WHAT YOU SHOULD DO =
Determine how many lines of this material contain "香远益清". Give only the number.
-- begin DATA ENTRIES --
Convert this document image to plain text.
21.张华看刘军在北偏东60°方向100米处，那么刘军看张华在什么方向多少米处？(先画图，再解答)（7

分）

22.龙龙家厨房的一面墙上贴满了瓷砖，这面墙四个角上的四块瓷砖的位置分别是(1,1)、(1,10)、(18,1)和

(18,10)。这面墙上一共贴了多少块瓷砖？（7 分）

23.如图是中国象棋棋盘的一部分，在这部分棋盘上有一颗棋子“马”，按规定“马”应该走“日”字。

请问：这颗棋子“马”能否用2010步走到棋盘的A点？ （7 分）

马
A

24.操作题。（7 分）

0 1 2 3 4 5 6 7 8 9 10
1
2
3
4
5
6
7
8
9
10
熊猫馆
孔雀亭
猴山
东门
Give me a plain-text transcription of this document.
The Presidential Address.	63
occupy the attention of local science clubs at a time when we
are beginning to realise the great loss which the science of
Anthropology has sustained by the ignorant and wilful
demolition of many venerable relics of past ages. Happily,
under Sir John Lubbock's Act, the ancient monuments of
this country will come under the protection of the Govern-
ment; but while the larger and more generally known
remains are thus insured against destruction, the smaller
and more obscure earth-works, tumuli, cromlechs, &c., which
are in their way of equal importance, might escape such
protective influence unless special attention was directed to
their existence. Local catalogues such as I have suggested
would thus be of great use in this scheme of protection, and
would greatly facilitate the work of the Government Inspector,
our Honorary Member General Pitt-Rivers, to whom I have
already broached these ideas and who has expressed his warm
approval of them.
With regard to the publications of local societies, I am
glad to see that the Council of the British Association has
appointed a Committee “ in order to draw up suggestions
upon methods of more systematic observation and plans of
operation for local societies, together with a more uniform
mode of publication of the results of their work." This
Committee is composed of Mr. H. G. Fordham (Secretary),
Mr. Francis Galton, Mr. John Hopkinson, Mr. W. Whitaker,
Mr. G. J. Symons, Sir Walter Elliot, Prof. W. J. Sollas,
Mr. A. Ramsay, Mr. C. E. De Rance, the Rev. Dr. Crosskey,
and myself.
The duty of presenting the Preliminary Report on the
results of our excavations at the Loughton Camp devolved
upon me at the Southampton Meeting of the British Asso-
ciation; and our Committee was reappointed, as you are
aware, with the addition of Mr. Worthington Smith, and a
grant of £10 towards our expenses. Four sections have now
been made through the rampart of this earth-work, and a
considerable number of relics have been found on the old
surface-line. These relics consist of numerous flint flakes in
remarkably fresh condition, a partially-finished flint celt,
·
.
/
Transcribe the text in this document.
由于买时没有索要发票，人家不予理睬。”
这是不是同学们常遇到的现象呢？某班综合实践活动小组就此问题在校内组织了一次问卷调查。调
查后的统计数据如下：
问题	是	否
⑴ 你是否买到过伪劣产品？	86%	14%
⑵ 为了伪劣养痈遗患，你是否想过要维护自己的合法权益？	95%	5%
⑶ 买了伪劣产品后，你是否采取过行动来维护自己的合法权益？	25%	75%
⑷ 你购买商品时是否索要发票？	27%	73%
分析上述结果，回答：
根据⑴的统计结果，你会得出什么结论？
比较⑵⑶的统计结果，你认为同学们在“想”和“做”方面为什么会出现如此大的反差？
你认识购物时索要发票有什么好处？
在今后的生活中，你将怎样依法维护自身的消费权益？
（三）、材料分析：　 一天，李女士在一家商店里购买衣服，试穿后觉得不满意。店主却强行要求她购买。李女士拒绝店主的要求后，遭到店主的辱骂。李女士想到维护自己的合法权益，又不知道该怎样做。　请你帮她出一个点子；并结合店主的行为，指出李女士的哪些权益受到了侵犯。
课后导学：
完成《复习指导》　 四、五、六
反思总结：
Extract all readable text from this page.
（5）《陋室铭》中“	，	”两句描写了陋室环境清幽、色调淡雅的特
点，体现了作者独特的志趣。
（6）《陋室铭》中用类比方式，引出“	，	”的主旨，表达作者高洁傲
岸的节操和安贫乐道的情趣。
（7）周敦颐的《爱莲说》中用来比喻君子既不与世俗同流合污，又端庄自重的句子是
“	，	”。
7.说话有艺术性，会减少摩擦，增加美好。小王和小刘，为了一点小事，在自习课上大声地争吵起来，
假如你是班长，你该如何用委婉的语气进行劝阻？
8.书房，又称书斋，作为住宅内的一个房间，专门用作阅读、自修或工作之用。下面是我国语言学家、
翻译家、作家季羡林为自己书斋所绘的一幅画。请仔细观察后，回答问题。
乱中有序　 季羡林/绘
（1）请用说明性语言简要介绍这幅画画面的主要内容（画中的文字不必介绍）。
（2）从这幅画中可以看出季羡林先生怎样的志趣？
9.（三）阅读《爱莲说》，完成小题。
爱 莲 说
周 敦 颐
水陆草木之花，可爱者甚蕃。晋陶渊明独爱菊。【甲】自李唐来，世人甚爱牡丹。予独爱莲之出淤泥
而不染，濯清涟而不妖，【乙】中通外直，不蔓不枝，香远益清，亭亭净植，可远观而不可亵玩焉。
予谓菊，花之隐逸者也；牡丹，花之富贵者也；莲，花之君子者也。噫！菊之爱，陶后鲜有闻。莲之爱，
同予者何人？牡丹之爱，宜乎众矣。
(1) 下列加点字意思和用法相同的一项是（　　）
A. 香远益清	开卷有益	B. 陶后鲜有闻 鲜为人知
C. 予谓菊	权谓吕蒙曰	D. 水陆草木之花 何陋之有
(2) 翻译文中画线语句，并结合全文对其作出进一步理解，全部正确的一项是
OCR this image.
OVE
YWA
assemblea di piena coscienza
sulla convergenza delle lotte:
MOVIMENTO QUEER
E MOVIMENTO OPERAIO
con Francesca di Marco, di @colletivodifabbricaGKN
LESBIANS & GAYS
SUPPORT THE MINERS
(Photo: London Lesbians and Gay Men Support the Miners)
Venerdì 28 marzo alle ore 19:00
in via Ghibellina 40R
-- end DATA ENTRIES --
TASK RESPONSE =
2